### [Exercise input]
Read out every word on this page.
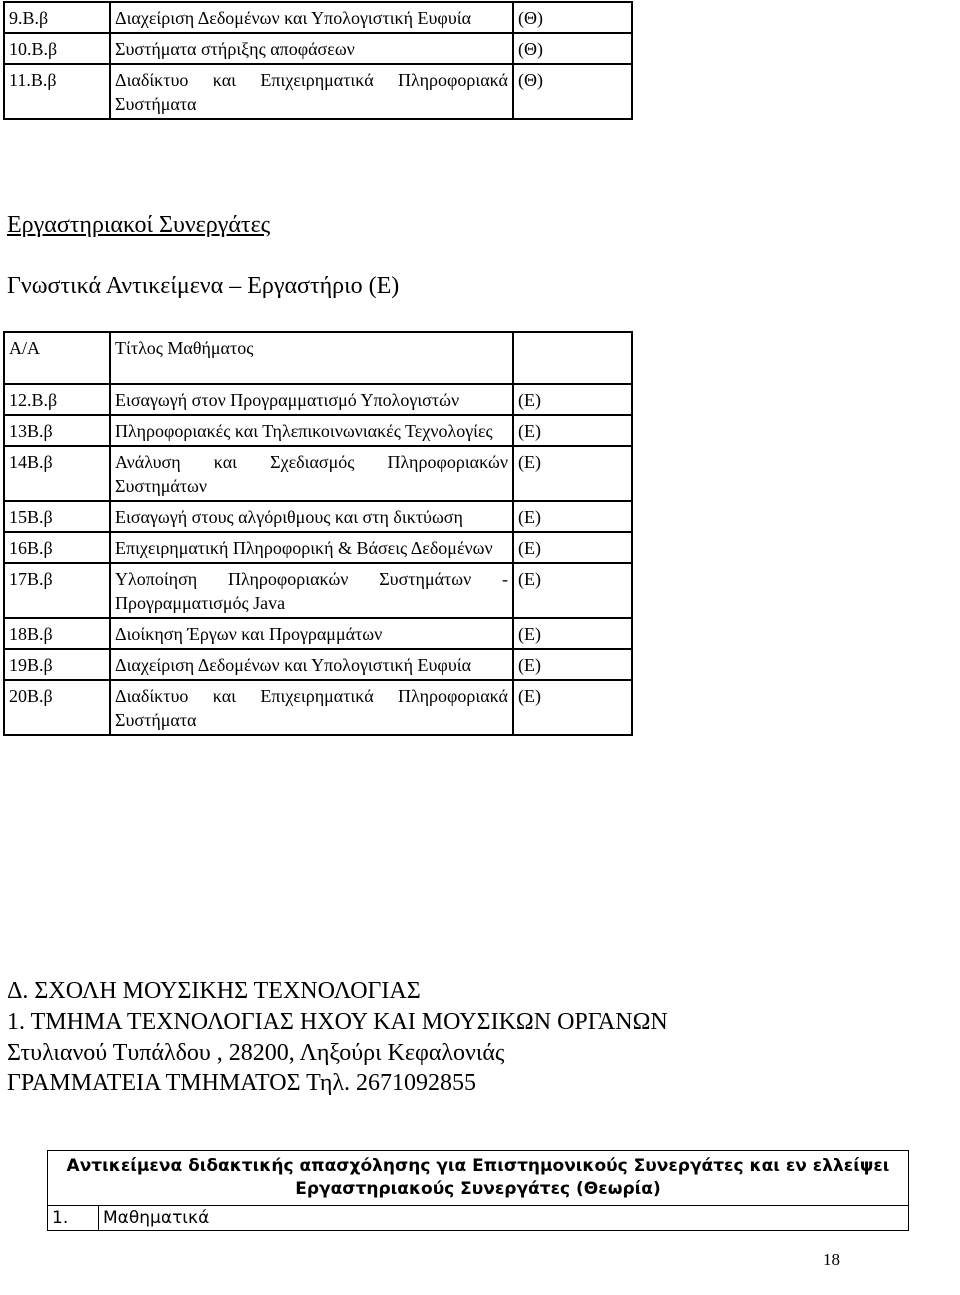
9.Β.β	Διαχείριση Δεδομένων και Υπολογιστική Ευφυία	(Θ)
10.Β.β	Συστήματα στήριξης αποφάσεων	(Θ)
11.Β.β	Διαδίκτυο και Επιχειρηματικά Πληροφοριακά Συστήματα	(Θ)
Εργαστηριακοί Συνεργάτες
Γνωστικά Αντικείμενα – Εργαστήριο (Ε)
Α/Α	Τίτλος Μαθήματος	
12.Β.β	Εισαγωγή στον Προγραμματισμό Υπολογιστών	(Ε)
13Β.β	Πληροφοριακές και Τηλεπικοινωνιακές Τεχνολογίες	(Ε)
14Β.β	Ανάλυση και Σχεδιασμός Πληροφοριακών Συστημάτων	(Ε)
15Β.β	Εισαγωγή στους αλγόριθμους και στη δικτύωση	(Ε)
16Β.β	Επιχειρηματική Πληροφορική & Βάσεις Δεδομένων	(Ε)
17Β.β	Υλοποίηση Πληροφοριακών Συστημάτων - Προγραμματισμός Java	(Ε)
18Β.β	Διοίκηση Έργων και Προγραμμάτων	(Ε)
19Β.β	Διαχείριση Δεδομένων και Υπολογιστική Ευφυία	(Ε)
20Β.β	Διαδίκτυο και Επιχειρηματικά Πληροφοριακά Συστήματα	(Ε)
Δ. ΣΧΟΛΗ ΜΟΥΣΙΚΗΣ ΤΕΧΝΟΛΟΓΙΑΣ
1. ΤΜΗΜΑ ΤΕΧΝΟΛΟΓΙΑΣ ΗΧΟΥ ΚΑΙ ΜΟΥΣΙΚΩΝ ΟΡΓΑΝΩΝ
Στυλιανού Τυπάλδου , 28200, Ληξούρι Κεφαλονιάς
ΓΡΑΜΜΑΤΕΙΑ ΤΜΗΜΑΤΟΣ Τηλ. 2671092855
Αντικείμενα διδακτικής απασχόλησης για Επιστημονικούς Συνεργάτες και εν ελλείψει Εργαστηριακούς Συνεργάτες (Θεωρία)
1.	Μαθηματικά
18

### [Problem to work on]
Every line holding "Δεδομένων" should be copied out.

### [Written solution]
9.Β.β	Διαχείριση Δεδομένων και Υπολογιστική Ευφυία	(Θ)
16Β.β	Επιχειρηματική Πληροφορική & Βάσεις Δεδομένων	(Ε)
19Β.β	Διαχείριση Δεδομένων και Υπολογιστική Ευφυία	(Ε)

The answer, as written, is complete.